(Dataset entries):
>>>

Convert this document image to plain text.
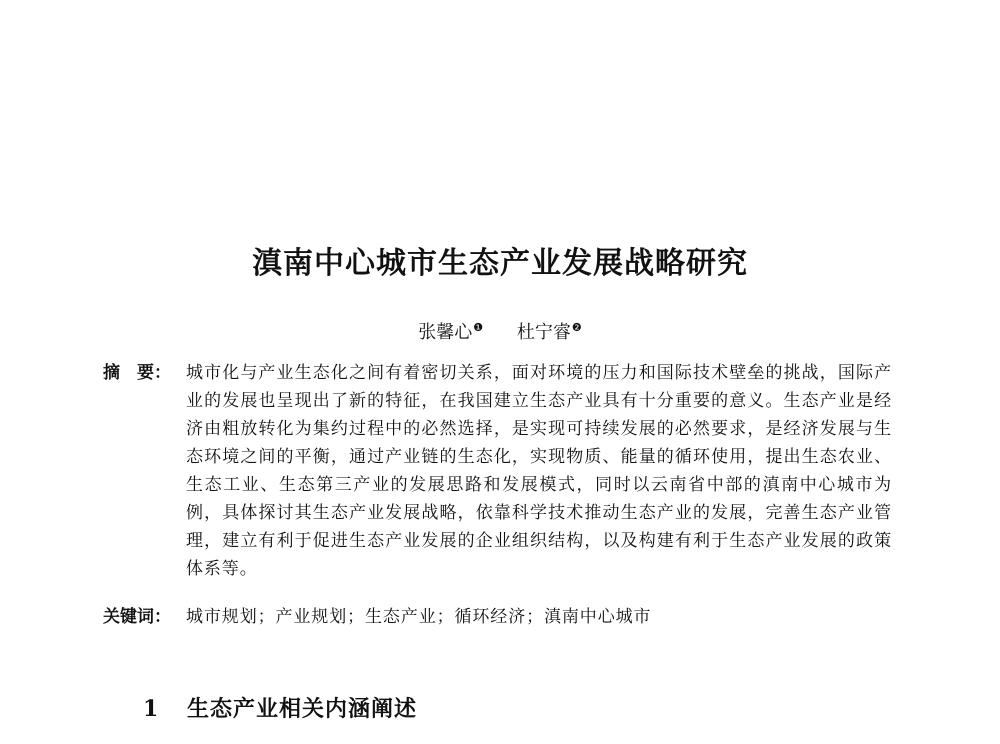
滇南中心城市生态产业发展战略研究
张馨心$^❶$ 杜宁睿$^❷$
摘　要： 城市化与产业生态化之间有着密切关系，面对环境的压力和国际技术壁垒的挑战，国际产业的发展也呈现出了新的特征，在我国建立生态产业具有十分重要的意义。生态产业是经济由粗放转化为集约过程中的必然选择，是实现可持续发展的必然要求，是经济发展与生态环境之间的平衡，通过产业链的生态化，实现物质、能量的循环使用，提出生态农业、生态工业、生态第三产业的发展思路和发展模式，同时以云南省中部的滇南中心城市为例，具体探讨其生态产业发展战略，依靠科学技术推动生态产业的发展，完善生态产业管理，建立有利于促进生态产业发展的企业组织结构，以及构建有利于生态产业发展的政策体系等。

关键词： 城市规划；产业规划；生态产业；循环经济；滇南中心城市

1 生态产业相关内涵阐述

<<<

(Task): From the material above, copy everything exactly but the pictures.

(Answer to the task):
Convert this document image to plain text.
滇南中心城市生态产业发展战略研究
张馨心$^❶$ 杜宁睿$^❷$
摘　要： 城市化与产业生态化之间有着密切关系，面对环境的压力和国际技术壁垒的挑战，国际产业的发展也呈现出了新的特征，在我国建立生态产业具有十分重要的意义。生态产业是经济由粗放转化为集约过程中的必然选择，是实现可持续发展的必然要求，是经济发展与生态环境之间的平衡，通过产业链的生态化，实现物质、能量的循环使用，提出生态农业、生态工业、生态第三产业的发展思路和发展模式，同时以云南省中部的滇南中心城市为例，具体探讨其生态产业发展战略，依靠科学技术推动生态产业的发展，完善生态产业管理，建立有利于促进生态产业发展的企业组织结构，以及构建有利于生态产业发展的政策体系等。

关键词： 城市规划；产业规划；生态产业；循环经济；滇南中心城市

1 生态产业相关内涵阐述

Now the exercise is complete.